**INSTRUCTION:** Starting at the line containing "table-border xyxy=(453,813,1512,1060)" and ending at the line containing "left-tick-label: 94 xyxy=(346,576,412,636)", give those lines back with "left-tick-label" replaced by "y-tick-label" and everything else unchanged.
▼▼▼
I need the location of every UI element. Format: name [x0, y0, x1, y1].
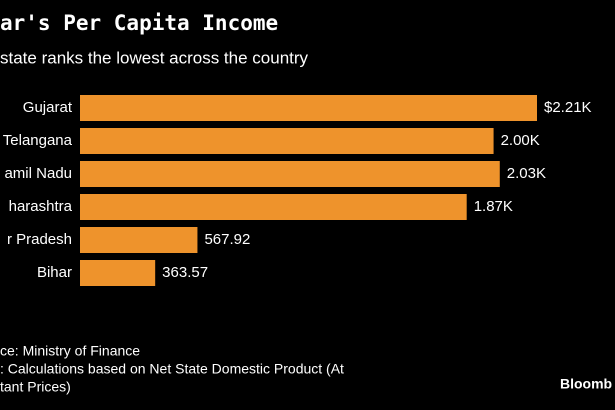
- category-label: harashtra: [9, 198, 73, 215]
- category-label: Telangana: [3, 132, 73, 149]
- chart-subtitle: state ranks the lowest across the countr…: [0, 48, 309, 67]
- bar: [80, 95, 537, 121]
- value-label: 2.00K: [501, 132, 540, 149]
- bar: [80, 128, 494, 154]
- value-label: 567.92: [204, 231, 250, 248]
- bar: [80, 194, 467, 220]
- category-label: Bihar: [37, 264, 72, 281]
- chart-title: ar's Per Capita Income: [0, 11, 278, 35]
- value-label: 1.87K: [474, 198, 513, 215]
- bar: [80, 260, 156, 286]
- category-label: r Pradesh: [7, 231, 72, 248]
- source-note: : Calculations based on Net State Domest…: [0, 361, 344, 377]
- value-label: 363.57: [162, 264, 208, 281]
- bar: [80, 161, 500, 187]
- source-note: tant Prices): [0, 379, 71, 395]
- value-label: 2.03K: [507, 165, 546, 182]
- value-label: $2.21K: [544, 99, 592, 116]
- category-label: Gujarat: [23, 99, 73, 116]
- bar: [80, 227, 198, 253]
- source-note: ce: Ministry of Finance: [0, 343, 140, 359]
- category-label: amil Nadu: [4, 165, 72, 182]
- brand: Bloomb: [560, 376, 612, 392]
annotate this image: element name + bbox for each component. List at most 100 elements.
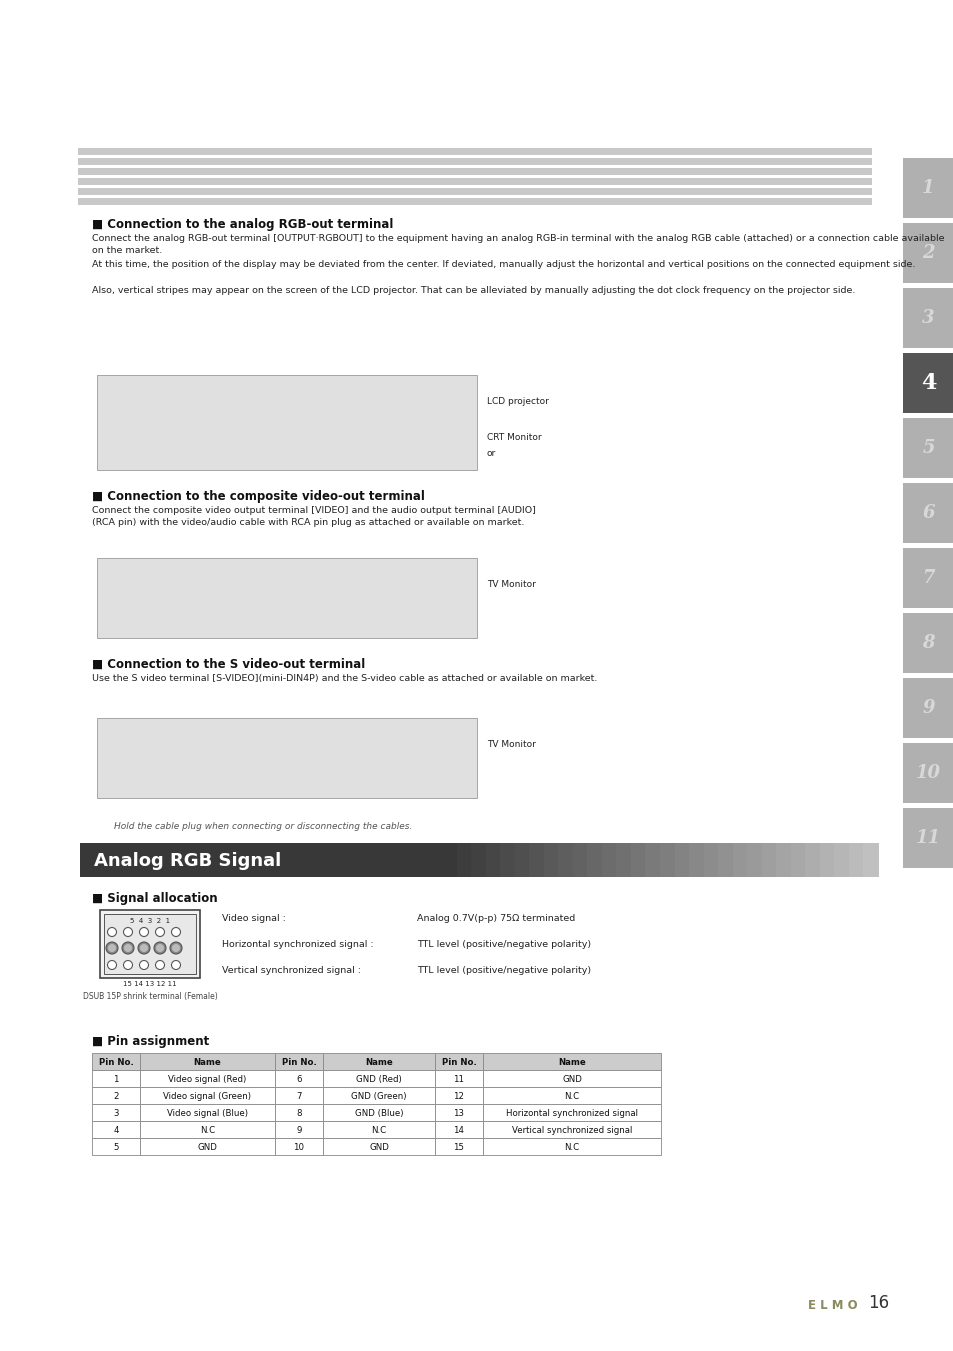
Bar [441,843,457,877]
Text: At this time, the position of the display may be deviated from the center. If de: At this time, the position of the displa… [91,259,915,269]
Bar [274,1104,323,1121]
Circle shape [122,942,133,954]
Bar [91,1138,140,1155]
Text: or: or [486,449,496,458]
Bar [834,843,849,877]
Text: Horizontal synchronized signal :: Horizontal synchronized signal : [222,940,374,948]
Bar [482,1121,660,1138]
Text: 13: 13 [453,1109,464,1119]
Bar [862,843,878,877]
Text: Hold the cable plug when connecting or disconnecting the cables.: Hold the cable plug when connecting or d… [113,821,412,831]
Bar [543,843,558,877]
Text: Video signal (Green): Video signal (Green) [163,1092,252,1101]
Text: Vertical synchronized signal: Vertical synchronized signal [511,1125,632,1135]
Bar [674,843,689,877]
Bar [482,1138,660,1155]
Text: 5: 5 [922,439,934,457]
Circle shape [124,944,132,952]
Text: Pin No.: Pin No. [98,1058,133,1067]
Text: ■ Signal allocation: ■ Signal allocation [91,892,217,905]
Text: 4: 4 [920,372,935,394]
Bar [456,843,472,877]
Bar [776,843,791,877]
Bar [587,843,602,877]
Bar [902,678,953,738]
Text: 3: 3 [922,309,934,327]
Circle shape [156,944,164,952]
Text: Analog 0.7V(p-p) 75Ω terminated: Analog 0.7V(p-p) 75Ω terminated [416,915,575,923]
Bar [482,1070,660,1088]
Bar [323,1070,435,1088]
Text: 9: 9 [296,1125,301,1135]
Text: 15: 15 [453,1143,464,1152]
Circle shape [155,928,164,936]
Bar [645,843,660,877]
Bar [274,1070,323,1088]
Bar [323,1121,435,1138]
Circle shape [172,961,180,970]
Bar [572,843,588,877]
Bar [274,1088,323,1104]
Text: ■ Connection to the composite video-out terminal: ■ Connection to the composite video-out … [91,490,424,503]
Text: 1: 1 [922,178,934,197]
Bar [140,1088,274,1104]
Text: ■ Pin assignment: ■ Pin assignment [91,1035,209,1048]
Bar [435,1138,482,1155]
Text: TV Monitor: TV Monitor [486,740,536,748]
Bar [902,743,953,802]
Bar [78,199,871,205]
Bar [902,808,953,867]
Circle shape [139,928,149,936]
Bar [80,843,877,877]
Text: Horizontal synchronized signal: Horizontal synchronized signal [505,1109,638,1119]
Bar [902,223,953,282]
Text: Pin No.: Pin No. [441,1058,476,1067]
Circle shape [108,961,116,970]
Bar [78,168,871,176]
Circle shape [106,942,118,954]
Text: 2: 2 [922,245,934,262]
Text: 2: 2 [113,1092,118,1101]
Bar [558,843,573,877]
Bar [902,158,953,218]
Circle shape [123,928,132,936]
Text: 12: 12 [453,1092,464,1101]
Text: TTL level (positive/negative polarity): TTL level (positive/negative polarity) [416,966,591,975]
Bar [819,843,835,877]
Bar [140,1052,274,1070]
Text: ■ Connection to the analog RGB-out terminal: ■ Connection to the analog RGB-out termi… [91,218,393,231]
Bar [104,915,195,974]
Circle shape [170,942,182,954]
Text: E L M O: E L M O [807,1300,857,1312]
Bar [78,158,871,165]
Bar [790,843,805,877]
Circle shape [172,944,180,952]
Text: GND: GND [561,1075,581,1084]
Bar [91,1052,140,1070]
Bar [274,1052,323,1070]
Circle shape [172,928,180,936]
Bar [902,484,953,543]
Text: Analog RGB Signal: Analog RGB Signal [94,852,281,870]
Bar [499,843,516,877]
Bar [616,843,631,877]
Text: Video signal (Blue): Video signal (Blue) [167,1109,248,1119]
Text: GND: GND [369,1143,389,1152]
Text: Also, vertical stripes may appear on the screen of the LCD projector. That can b: Also, vertical stripes may appear on the… [91,286,855,295]
Text: GND (Blue): GND (Blue) [355,1109,403,1119]
Bar [274,1138,323,1155]
Text: N.C: N.C [200,1125,214,1135]
Circle shape [123,961,132,970]
Text: 1: 1 [113,1075,118,1084]
Bar [78,188,871,195]
Text: 15 14 13 12 11: 15 14 13 12 11 [123,981,176,988]
Text: DSUB 15P shrink terminal (Female): DSUB 15P shrink terminal (Female) [83,992,217,1001]
Bar [718,843,733,877]
Bar [140,1138,274,1155]
Bar [471,843,486,877]
Bar [435,1121,482,1138]
Text: 6: 6 [296,1075,301,1084]
Bar [902,549,953,608]
Text: 6: 6 [922,504,934,521]
Bar [902,417,953,478]
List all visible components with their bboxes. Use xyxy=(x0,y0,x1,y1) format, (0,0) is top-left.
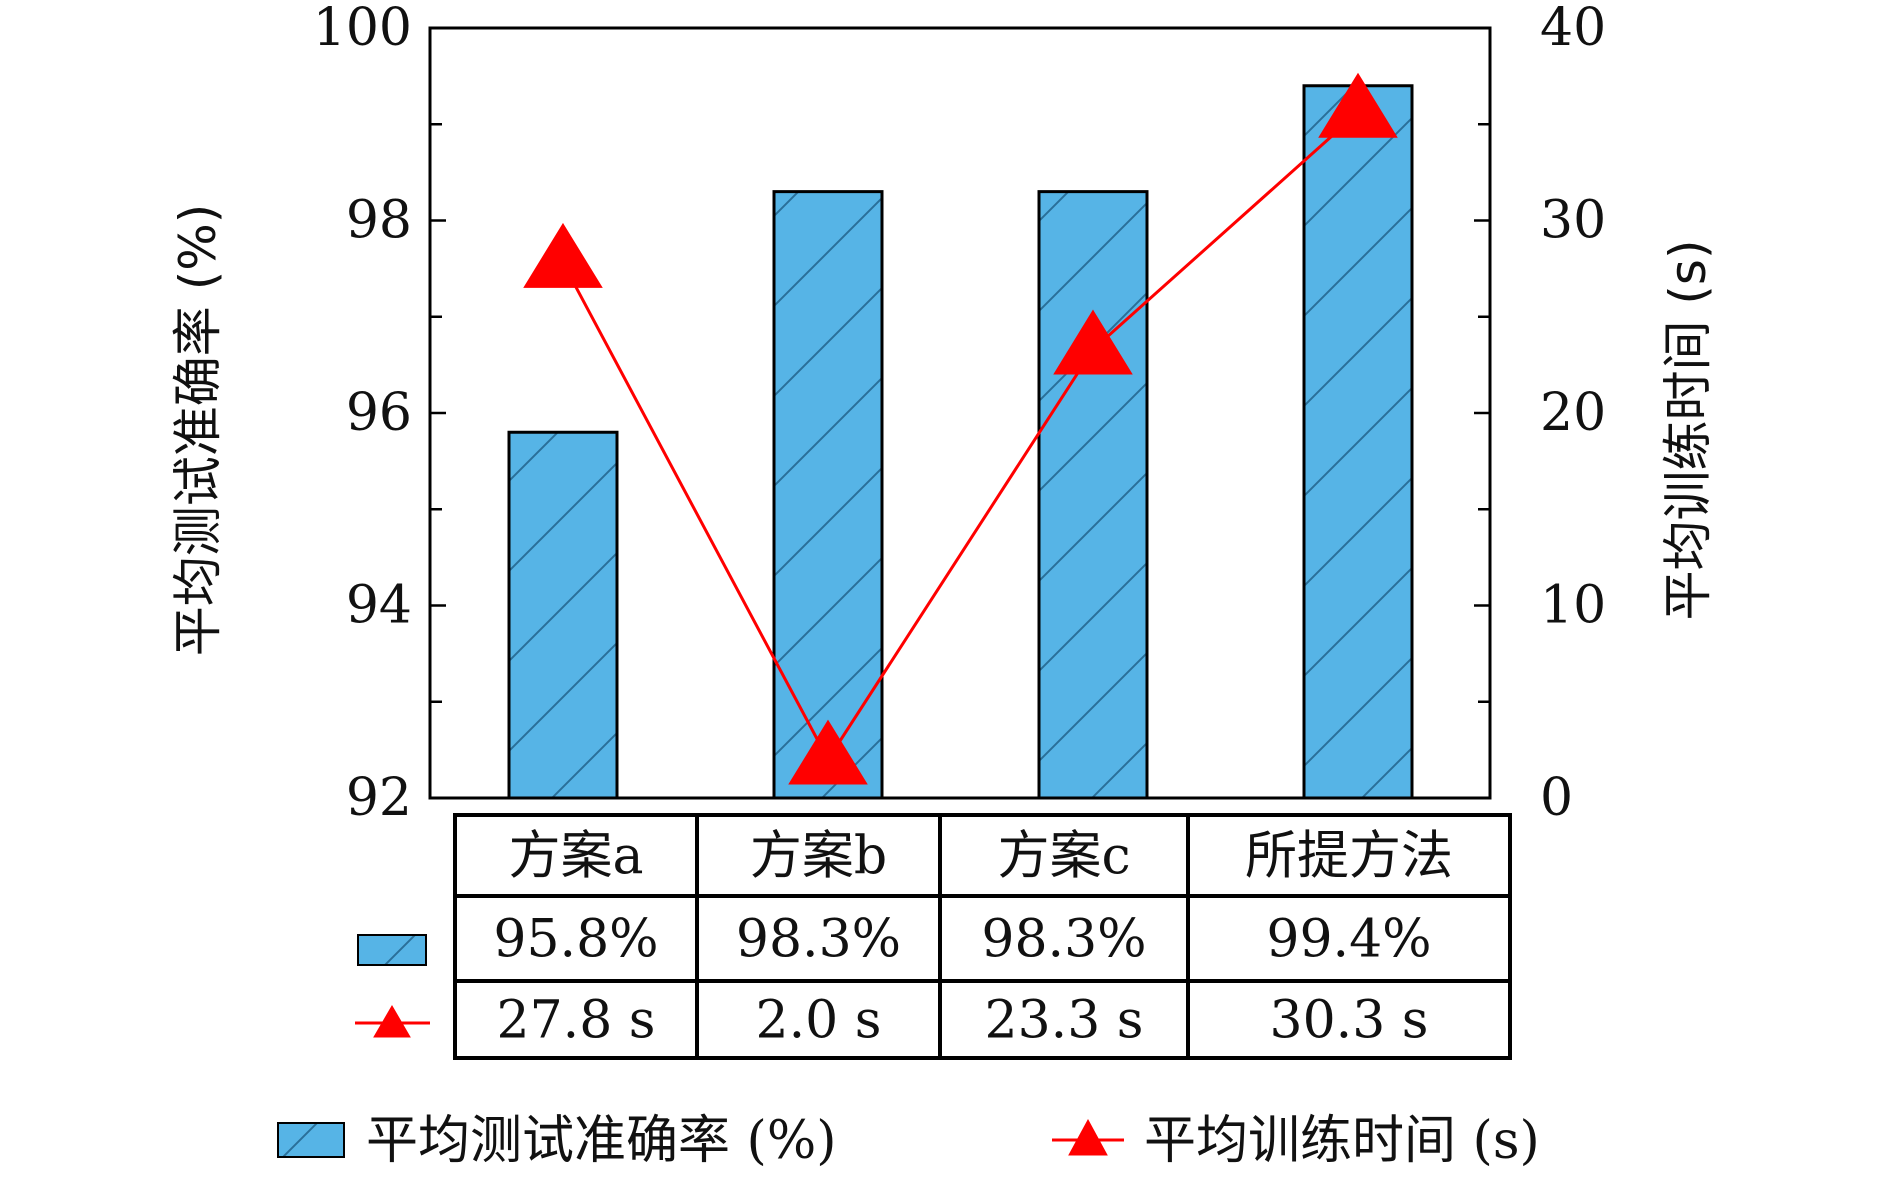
table-border xyxy=(453,813,1512,1060)
table-key-triangle-marker xyxy=(373,1005,411,1038)
table-key-bar-swatch xyxy=(357,934,427,966)
legend: 平均测试准确率 (%) 平均训练时间 (s) xyxy=(277,1111,1540,1171)
left-axis-title: 平均测试准确率 (%) xyxy=(169,204,227,656)
legend-line-label: 平均训练时间 (s) xyxy=(1144,1111,1540,1171)
left-tick-label: 100 xyxy=(313,0,412,58)
legend-bar-label: 平均测试准确率 (%) xyxy=(366,1111,837,1171)
time-point-marker xyxy=(1053,309,1133,375)
left-tick-label: 94 xyxy=(346,576,412,636)
table-header-cell: 方案a xyxy=(508,827,643,887)
bars-group xyxy=(507,84,1414,800)
right-tick-label: 30 xyxy=(1540,191,1606,251)
left-tick-label: 98 xyxy=(346,191,412,251)
table-value-cell: 99.4% xyxy=(1266,910,1431,970)
table-value-cell: 2.0 s xyxy=(756,991,882,1051)
right-tick-label: 40 xyxy=(1540,0,1606,58)
table-header-cell: 方案b xyxy=(750,827,887,887)
table-value-cell: 98.3% xyxy=(981,910,1146,970)
time-line-group xyxy=(523,72,1398,785)
table-value-cell: 30.3 s xyxy=(1270,991,1429,1051)
accuracy-bar xyxy=(507,430,619,800)
left-tick-label: 92 xyxy=(346,768,412,828)
right-axis-title: 平均训练时间 (s) xyxy=(1659,240,1717,621)
table-value-cell: 95.8% xyxy=(493,910,658,970)
legend-triangle-marker xyxy=(1068,1118,1108,1156)
time-point-marker xyxy=(788,719,868,785)
time-point-marker xyxy=(523,222,603,288)
axis-ticks-group: 92 94 96 98 100 0 10 20 30 40 xyxy=(313,0,1606,828)
right-tick-label: 0 xyxy=(1540,768,1573,828)
table-value-cell: 98.3% xyxy=(736,910,901,970)
table-text: 方案a 方案b 方案c 所提方法 95.8% 98.3% 98.3% 99.4% 27.8 s 2… xyxy=(355,827,1453,1051)
table-value-cell: 27.8 s xyxy=(497,991,656,1051)
accuracy-bar xyxy=(1302,84,1414,800)
table-value-cell: 23.3 s xyxy=(985,991,1144,1051)
table-header-cell: 方案c xyxy=(997,827,1130,887)
time-point-marker xyxy=(1318,72,1398,138)
time-line xyxy=(561,111,1359,763)
table-header-cell: 所提方法 xyxy=(1245,827,1453,887)
left-tick-label: 96 xyxy=(346,383,412,443)
right-tick-label: 10 xyxy=(1540,576,1606,636)
data-table: 方案a 方案b 方案c 所提方法 95.8% 98.3% 98.3% 99.4% 27.8 s 2… xyxy=(355,813,1512,1060)
legend-bar-swatch xyxy=(277,1122,345,1158)
table-grid xyxy=(453,813,1512,1060)
accuracy-bar xyxy=(1037,190,1149,800)
accuracy-bar xyxy=(772,190,884,800)
right-tick-label: 20 xyxy=(1540,383,1606,443)
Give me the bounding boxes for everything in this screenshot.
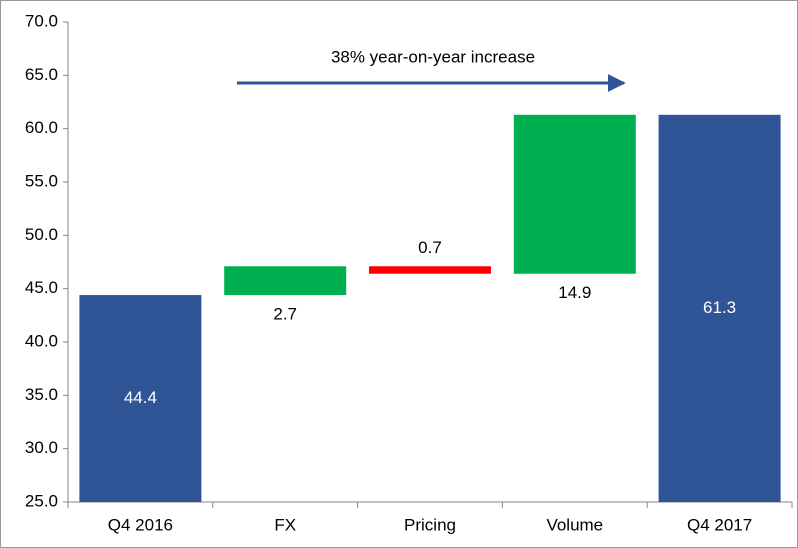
y-tick-label: 50.0 bbox=[25, 225, 58, 244]
y-tick-label: 60.0 bbox=[25, 118, 58, 137]
x-tick-label: Q4 2016 bbox=[108, 515, 173, 534]
y-tick-label: 70.0 bbox=[25, 11, 58, 30]
value-label: 61.3 bbox=[703, 298, 736, 317]
bar bbox=[658, 114, 781, 503]
value-label: 44.4 bbox=[124, 388, 157, 407]
value-label: 14.9 bbox=[558, 283, 591, 302]
bar bbox=[79, 295, 202, 502]
y-tick-label: 40.0 bbox=[25, 331, 58, 350]
bar bbox=[513, 114, 636, 274]
value-label: 2.7 bbox=[273, 305, 297, 324]
y-tick-label: 30.0 bbox=[25, 438, 58, 457]
x-tick-label: Volume bbox=[546, 515, 603, 534]
y-tick-label: 55.0 bbox=[25, 171, 58, 190]
y-tick-label: 65.0 bbox=[25, 65, 58, 84]
y-tick-label: 35.0 bbox=[25, 385, 58, 404]
bar bbox=[369, 266, 491, 274]
value-label: 0.7 bbox=[418, 238, 442, 257]
annotation: 38% year-on-year increase bbox=[331, 47, 535, 66]
bar bbox=[224, 266, 347, 296]
y-tick-label: 25.0 bbox=[25, 491, 58, 510]
y-tick-label: 45.0 bbox=[25, 278, 58, 297]
x-tick-label: FX bbox=[274, 515, 296, 534]
x-tick-label: Q4 2017 bbox=[687, 515, 752, 534]
x-tick-label: Pricing bbox=[404, 515, 456, 534]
▲▲▲
**ANSWER TO THIS EXERCISE:**
table-border xyxy=(453,813,1512,1060)
table-key-triangle-marker xyxy=(373,1005,411,1038)
table-key-bar-swatch xyxy=(357,934,427,966)
legend: 平均测试准确率 (%) 平均训练时间 (s) xyxy=(277,1111,1540,1171)
left-axis-title: 平均测试准确率 (%) xyxy=(169,204,227,656)
legend-line-label: 平均训练时间 (s) xyxy=(1144,1111,1540,1171)
y-tick-label: 100 xyxy=(313,0,412,58)
legend-bar-label: 平均测试准确率 (%) xyxy=(366,1111,837,1171)
time-point-marker xyxy=(1053,309,1133,375)
y-tick-label: 94 xyxy=(346,576,412,636)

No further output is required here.